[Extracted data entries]
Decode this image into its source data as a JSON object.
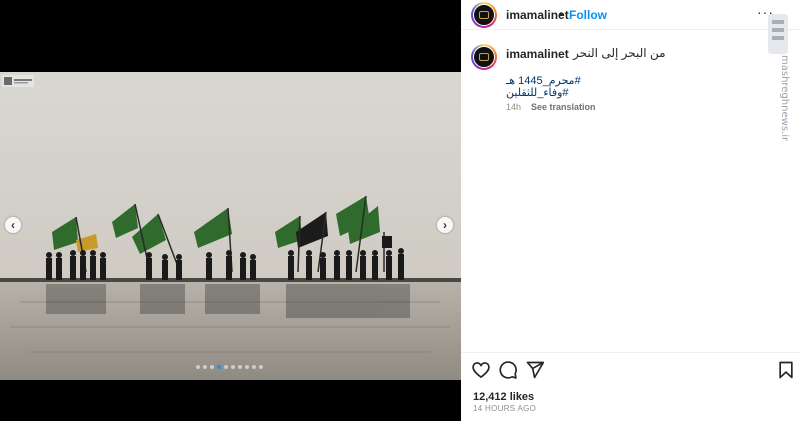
{
  "account": {
    "username": "imamalinet",
    "follow_label": "Follow",
    "separator": "•",
    "more_label": "···"
  },
  "post": {
    "caption": "من البحر إلى النحر",
    "hashtags": [
      "#محرم_1445 هـ",
      "#وفاء_للثقلين"
    ],
    "time": "14h",
    "translate_label": "See translation",
    "likes": "12,412 likes",
    "time_ago": "14 HOURS AGO"
  },
  "carousel": {
    "prev_label": "‹",
    "next_label": "›",
    "slide_count": 10,
    "active_index": 3
  },
  "watermark": {
    "side_text": "mashreghnews.ir"
  },
  "icons": {
    "like": "heart-icon",
    "comment": "comment-icon",
    "share": "share-icon",
    "save": "bookmark-icon"
  },
  "colors": {
    "follow_blue": "#0095f6",
    "hashtag_blue": "#00376b",
    "muted": "#8e8e8e"
  }
}
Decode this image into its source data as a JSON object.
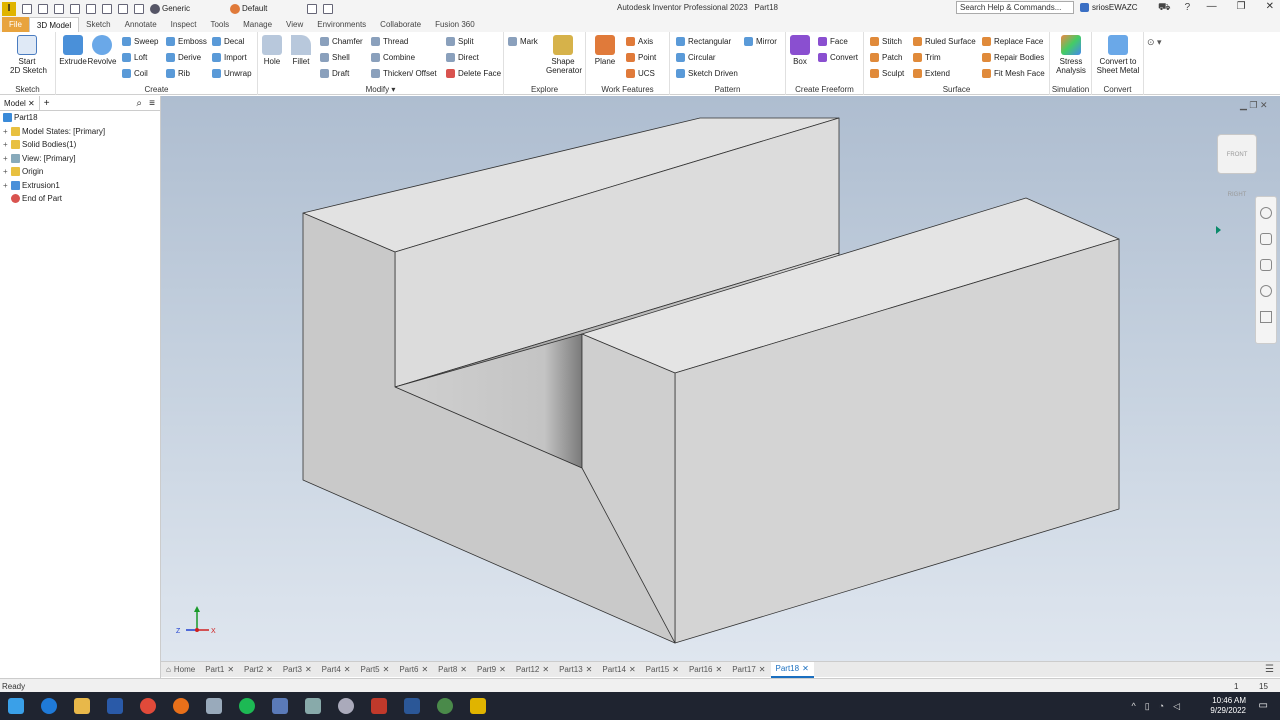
{
  "app": {
    "logo": "I",
    "title": "Autodesk Inventor Professional 2023",
    "doc": "Part18",
    "material": "Generic",
    "appearance": "Default"
  },
  "search": {
    "placeholder": "Search Help & Commands..."
  },
  "user": {
    "name": "sriosEWAZC"
  },
  "ribbon_tabs": [
    "File",
    "3D Model",
    "Sketch",
    "Annotate",
    "Inspect",
    "Tools",
    "Manage",
    "View",
    "Environments",
    "Collaborate",
    "Fusion 360"
  ],
  "panels": {
    "sketch": {
      "title": "Sketch",
      "start": "Start\n2D Sketch"
    },
    "create": {
      "title": "Create",
      "extrude": "Extrude",
      "revolve": "Revolve",
      "sweep": "Sweep",
      "loft": "Loft",
      "coil": "Coil",
      "emboss": "Emboss",
      "derive": "Derive",
      "rib": "Rib",
      "decal": "Decal",
      "import": "Import",
      "unwrap": "Unwrap"
    },
    "modify": {
      "title": "Modify",
      "hole": "Hole",
      "fillet": "Fillet",
      "chamfer": "Chamfer",
      "shell": "Shell",
      "draft": "Draft",
      "thread": "Thread",
      "combine": "Combine",
      "thicken": "Thicken/ Offset",
      "split": "Split",
      "direct": "Direct",
      "delete_face": "Delete Face"
    },
    "explore": {
      "title": "Explore",
      "mark": "Mark",
      "shape_gen": "Shape\nGenerator"
    },
    "work": {
      "title": "Work Features",
      "plane": "Plane",
      "axis": "Axis",
      "point": "Point",
      "ucs": "UCS"
    },
    "pattern": {
      "title": "Pattern",
      "rectangular": "Rectangular",
      "circular": "Circular",
      "sketch_driven": "Sketch Driven",
      "mirror": "Mirror"
    },
    "freeform": {
      "title": "Create Freeform",
      "box": "Box",
      "face": "Face",
      "convert": "Convert"
    },
    "surface": {
      "title": "Surface",
      "stitch": "Stitch",
      "patch": "Patch",
      "sculpt": "Sculpt",
      "ruled": "Ruled Surface",
      "trim": "Trim",
      "extend": "Extend",
      "replace": "Replace Face",
      "repair": "Repair Bodies",
      "fitmesh": "Fit Mesh Face"
    },
    "simulation": {
      "title": "Simulation",
      "stress": "Stress\nAnalysis"
    },
    "convert": {
      "title": "Convert",
      "sheet": "Convert to\nSheet Metal"
    }
  },
  "browser": {
    "tab": "Model",
    "items": [
      "Part18",
      "Model States: [Primary]",
      "Solid Bodies(1)",
      "View: [Primary]",
      "Origin",
      "Extrusion1",
      "End of Part"
    ]
  },
  "doc_tabs": [
    "Home",
    "Part1",
    "Part2",
    "Part3",
    "Part4",
    "Part5",
    "Part6",
    "Part8",
    "Part9",
    "Part12",
    "Part13",
    "Part14",
    "Part15",
    "Part16",
    "Part17",
    "Part18"
  ],
  "status": {
    "text": "Ready",
    "num1": "1",
    "num2": "15"
  },
  "clock": {
    "time": "10:46 AM",
    "date": "9/29/2022"
  },
  "triad": {
    "z": "Z",
    "x": "X"
  },
  "viewcube": {
    "top": "FRONT",
    "right": "RIGHT"
  },
  "colors": {
    "accent": "#e8a33d",
    "viewport_top": "#aebdd0",
    "part_face": "#dcdcdc"
  }
}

Your objective:
Go through the listing above and write it all out exactly, leaving out any picture.

Correct answer:
Decode this image into its source data as a JSON object.
{
  "account": {
    "username": "imamalinet",
    "follow_label": "Follow",
    "separator": "•",
    "more_label": "···"
  },
  "post": {
    "caption": "من البحر إلى النحر",
    "hashtags": [
      "#محرم_1445 هـ",
      "#وفاء_للثقلين"
    ],
    "time": "14h",
    "translate_label": "See translation",
    "likes": "12,412 likes",
    "time_ago": "14 HOURS AGO"
  },
  "carousel": {
    "prev_label": "‹",
    "next_label": "›",
    "slide_count": 10,
    "active_index": 3
  },
  "watermark": {
    "side_text": "mashreghnews.ir"
  },
  "icons": {
    "like": "heart-icon",
    "comment": "comment-icon",
    "share": "share-icon",
    "save": "bookmark-icon"
  },
  "colors": {
    "follow_blue": "#0095f6",
    "hashtag_blue": "#00376b",
    "muted": "#8e8e8e"
  }
}
Decode this image into its source data as a JSON object.
{
  "app": {
    "logo": "I",
    "title": "Autodesk Inventor Professional 2023",
    "doc": "Part18",
    "material": "Generic",
    "appearance": "Default"
  },
  "search": {
    "placeholder": "Search Help & Commands..."
  },
  "user": {
    "name": "sriosEWAZC"
  },
  "ribbon_tabs": [
    "File",
    "3D Model",
    "Sketch",
    "Annotate",
    "Inspect",
    "Tools",
    "Manage",
    "View",
    "Environments",
    "Collaborate",
    "Fusion 360"
  ],
  "panels": {
    "sketch": {
      "title": "Sketch",
      "start": "Start\n2D Sketch"
    },
    "create": {
      "title": "Create",
      "extrude": "Extrude",
      "revolve": "Revolve",
      "sweep": "Sweep",
      "loft": "Loft",
      "coil": "Coil",
      "emboss": "Emboss",
      "derive": "Derive",
      "rib": "Rib",
      "decal": "Decal",
      "import": "Import",
      "unwrap": "Unwrap"
    },
    "modify": {
      "title": "Modify",
      "hole": "Hole",
      "fillet": "Fillet",
      "chamfer": "Chamfer",
      "shell": "Shell",
      "draft": "Draft",
      "thread": "Thread",
      "combine": "Combine",
      "thicken": "Thicken/ Offset",
      "split": "Split",
      "direct": "Direct",
      "delete_face": "Delete Face"
    },
    "explore": {
      "title": "Explore",
      "mark": "Mark",
      "shape_gen": "Shape\nGenerator"
    },
    "work": {
      "title": "Work Features",
      "plane": "Plane",
      "axis": "Axis",
      "point": "Point",
      "ucs": "UCS"
    },
    "pattern": {
      "title": "Pattern",
      "rectangular": "Rectangular",
      "circular": "Circular",
      "sketch_driven": "Sketch Driven",
      "mirror": "Mirror"
    },
    "freeform": {
      "title": "Create Freeform",
      "box": "Box",
      "face": "Face",
      "convert": "Convert"
    },
    "surface": {
      "title": "Surface",
      "stitch": "Stitch",
      "patch": "Patch",
      "sculpt": "Sculpt",
      "ruled": "Ruled Surface",
      "trim": "Trim",
      "extend": "Extend",
      "replace": "Replace Face",
      "repair": "Repair Bodies",
      "fitmesh": "Fit Mesh Face"
    },
    "simulation": {
      "title": "Simulation",
      "stress": "Stress\nAnalysis"
    },
    "convert": {
      "title": "Convert",
      "sheet": "Convert to\nSheet Metal"
    }
  },
  "browser": {
    "tab": "Model",
    "items": [
      "Part18",
      "Model States: [Primary]",
      "Solid Bodies(1)",
      "View: [Primary]",
      "Origin",
      "Extrusion1",
      "End of Part"
    ]
  },
  "doc_tabs": [
    "Home",
    "Part1",
    "Part2",
    "Part3",
    "Part4",
    "Part5",
    "Part6",
    "Part8",
    "Part9",
    "Part12",
    "Part13",
    "Part14",
    "Part15",
    "Part16",
    "Part17",
    "Part18"
  ],
  "status": {
    "text": "Ready",
    "num1": "1",
    "num2": "15"
  },
  "clock": {
    "time": "10:46 AM",
    "date": "9/29/2022"
  },
  "triad": {
    "z": "Z",
    "x": "X"
  },
  "viewcube": {
    "top": "FRONT",
    "right": "RIGHT"
  },
  "colors": {
    "accent": "#e8a33d",
    "viewport_top": "#aebdd0",
    "part_face": "#dcdcdc"
  }
}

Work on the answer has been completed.